En Hongrie, après l’adoption le 15 juin 2021 d’une législation interdisant la “promotion” de l’homosexualité auprès des mineurs, la Commission européenne a entamé des procédures d’infraction contre cet Etat membre. Une procédure d’infraction a aussi été ouverte contre la Pologne pour violation des droits fondamentaux des personnes LGBTQI.
Par ailleurs, la Cour de justice de l’Union européenne a condamné en octobre 2021 la Pologne à verser une amende journalière d’un million d’euros. Cette amende court jusqu'à ce que Varsovie accepte de se conformer à un arrêt de la Cour, qui avait ordonné en juillet 2021, la cessation immédiate des activités de la chambre disciplinaire de la Cour suprême polonaise et l’annulation des décisions prises par la Pologne concernant la levée de l'immunité des juges. Plus récemment, les deux pays sont à nouveau mis en cause par le rapport sur l’état de droit de 2023.
Le 30 novembre 2022, dans le cadre du mécanisme de conditionnalité budgétaire, la Commission a présenté son évaluation des réformes et de la mise en œuvre par la Hongrie des mesures correctives qui conditionnent le versement du Fonds pour la reprise et la résilience. Malgré un certain nombre de réformes qui ont été engagées ou qui sont actuellement en cours, la Commission estime que des manquements persistent – et aucun paiement au titre du fonds pour la reprise et la résilience ne sera possible tant que la Hongrie n’aura pas pleinement mis en œuvre les réformes nécessaires, notamment dans le domaine de la justice. Le 12 décembre 2022, le Conseil de l’UE a décidé de suspendre 6,3 milliards d’euros d’engagements budgétaires à destination de la Hongrie, car les mesures prises par ce pays n’étaient pas suffisantes.
En décembre 2023, l’Union européenne a cependant débloqué une partie des fonds de la politique de cohésion, 10,2 milliards d’euros, estimant que la Hongrie a pris les mesures qu'elle s'était engagée à prendre pour respecter les conditions visant à améliorer l'indépendance de son système judiciaire.
•••••
» **Objectif 1**: D'après le texte sur l'état de droit en Hongrie et en Pologne, quel montant d'engagements budgétaires destinés à la Hongrie le Conseil de l'UE a-t-il suspendu le 12 décembre 2022 ?
» **Objectif 2**: Poursuivez le texte sur les procédures de l'UE contre la Hongrie et la Pologne après sa dernière phrase.

» **Données recueillies**:
•••••
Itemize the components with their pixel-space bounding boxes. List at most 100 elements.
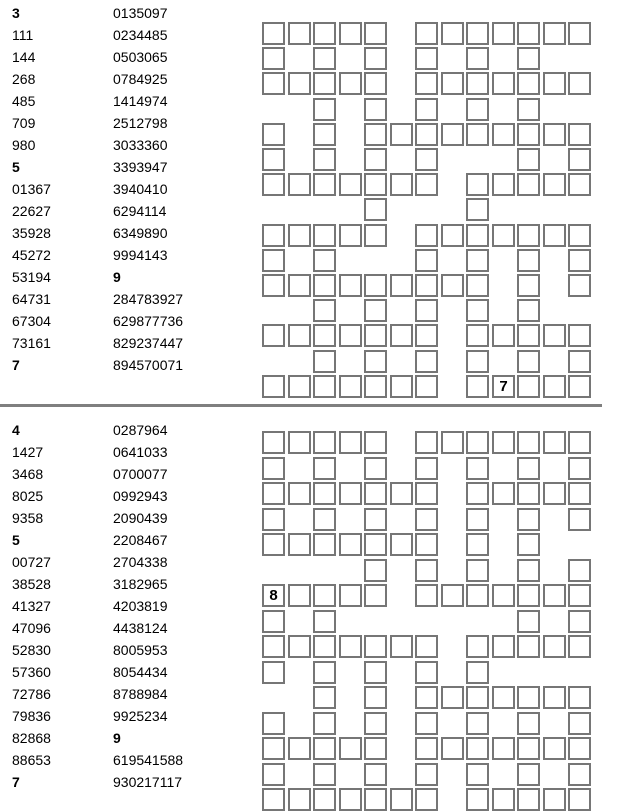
•••••
» **Résultat 1**: 6,3 milliards d'euros.

» **Résultat 2**:
Cependant, en février 2024, la Commission européenne a lancé une procédure d’infraction contre la Hongrie après l’adoption d’une législation instaurant une autorité de surveillance censée prévenir “les interférences étrangères” dans le processus électoral et “protéger la souveraineté du pays”. Or, cela est contraire au droit de l’Union européenne.
En ce qui concerne la Pologne, grâce aux efforts que le pays a consentis pour rétablir l’état de droit, l’accès aux fonds du plan de relance et des fonds structurels a été débloqué en février 2024.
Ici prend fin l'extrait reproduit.